▶ [Objective]:
Below are records; count the lines in them that hold "screenshot" and give only the count.

▶ [Information provided]:
——
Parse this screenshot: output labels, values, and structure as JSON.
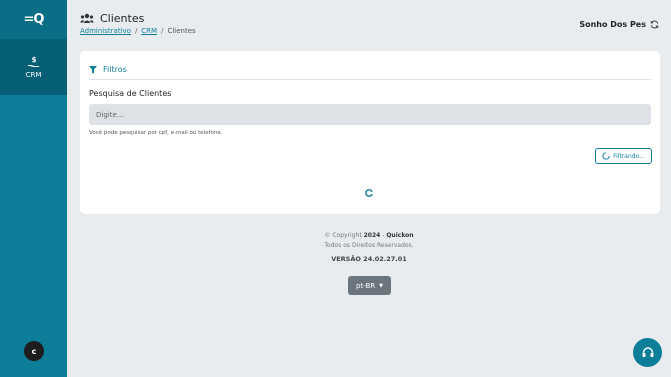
{
  "sidebar": {
    "logo_text": "=Q",
    "crm_label": "CRM",
    "avatar_initial": "c"
  },
  "header": {
    "title": "Clientes",
    "breadcrumb": [
      "Administrativo",
      "CRM",
      "Clientes"
    ],
    "store_name": "Sonho Dos Pes"
  },
  "filters": {
    "title": "Filtros",
    "search_label": "Pesquisa de Clientes",
    "search_placeholder": "Digite...",
    "search_value": "",
    "hint": "Você pode pesquisar por cpf, e-mail ou telefone.",
    "filter_button_label": "Filtrando..."
  },
  "footer": {
    "copyright_prefix": "© Copyright",
    "year": "2024",
    "dash": "-",
    "company": "Quickon",
    "rights": "Todos os Direitos Reservados.",
    "version": "VERSÃO 24.02.27.01",
    "language": "pt-BR"
  },
  "colors": {
    "brand": "#0c7e9a",
    "sidebar_dark": "#075f75",
    "background": "#e9ecef"
  },
  "icons": {
    "users": "users-icon",
    "filter": "filter-icon",
    "sync": "sync-icon",
    "spinner": "spinner-icon",
    "help": "headset-icon",
    "crm": "money-hand-icon"
  }
}
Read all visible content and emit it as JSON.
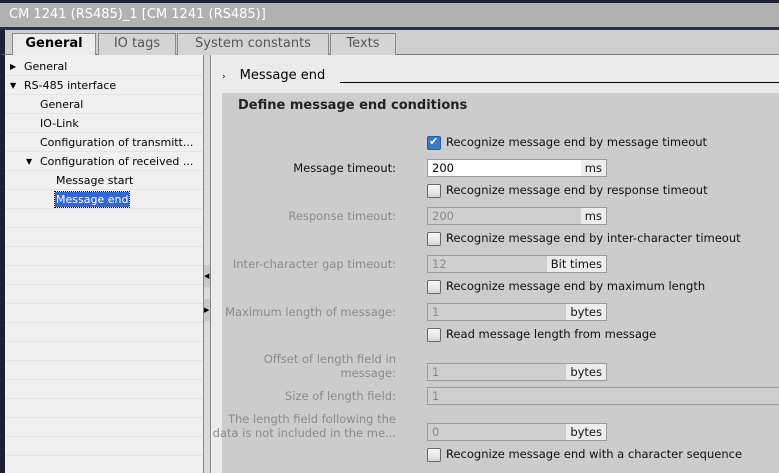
{
  "window": {
    "title": "CM 1241 (RS485)_1 [CM 1241 (RS485)]"
  },
  "tabs": [
    {
      "label": "General"
    },
    {
      "label": "IO tags"
    },
    {
      "label": "System constants"
    },
    {
      "label": "Texts"
    }
  ],
  "tree": [
    {
      "label": "General"
    },
    {
      "label": "RS-485 interface"
    },
    {
      "label": "General"
    },
    {
      "label": "IO-Link"
    },
    {
      "label": "Configuration of transmitt..."
    },
    {
      "label": "Configuration of received ..."
    },
    {
      "label": "Message start"
    },
    {
      "label": "Message end"
    }
  ],
  "section": {
    "title": "Message end",
    "panel_title": "Define message end conditions"
  },
  "form": {
    "cb_msg_timeout": {
      "label": "Recognize message end by message timeout",
      "checked": true
    },
    "msg_timeout": {
      "label": "Message timeout:",
      "value": "200",
      "unit": "ms"
    },
    "cb_resp_timeout": {
      "label": "Recognize message end by response timeout",
      "checked": false
    },
    "resp_timeout": {
      "label": "Response timeout:",
      "value": "200",
      "unit": "ms"
    },
    "cb_interchar": {
      "label": "Recognize message end by inter-character timeout",
      "checked": false
    },
    "interchar": {
      "label": "Inter-character gap timeout:",
      "value": "12",
      "unit": "Bit times"
    },
    "cb_maxlen": {
      "label": "Recognize message end by maximum length",
      "checked": false
    },
    "maxlen": {
      "label": "Maximum length of message:",
      "value": "1",
      "unit": "bytes"
    },
    "cb_readlen": {
      "label": "Read message length from message",
      "checked": false
    },
    "offset": {
      "label_1": "Offset of length field in",
      "label_2": "message:",
      "value": "1",
      "unit": "bytes"
    },
    "size": {
      "label": "Size of length field:",
      "value": "1"
    },
    "following": {
      "label_1": "The length field following the",
      "label_2": "data is not included in the me...",
      "value": "0",
      "unit": "bytes"
    },
    "cb_charseq": {
      "label": "Recognize message end with a character sequence",
      "checked": false
    }
  }
}
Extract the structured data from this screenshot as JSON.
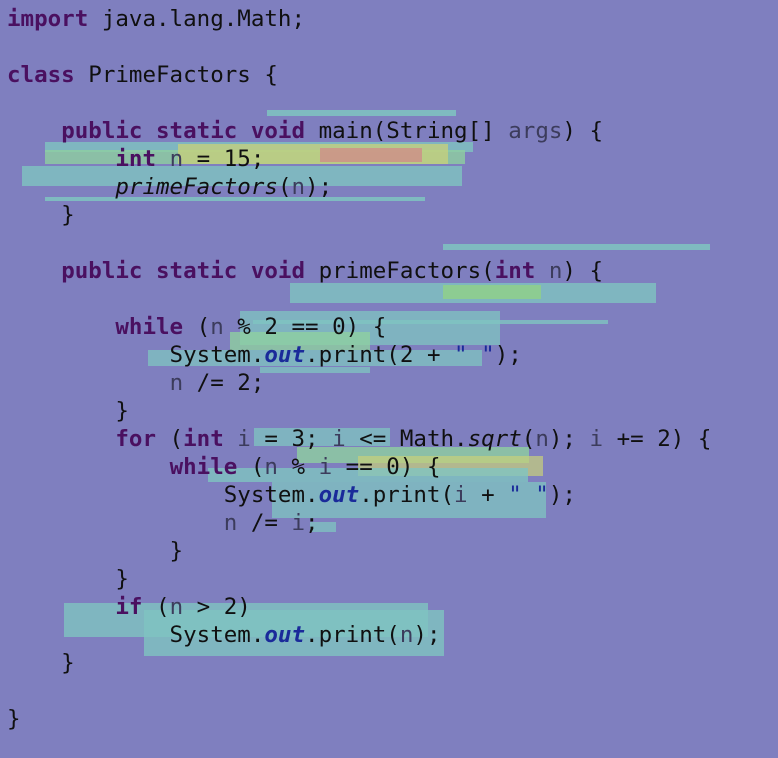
——
▶ [Problem solution]:
2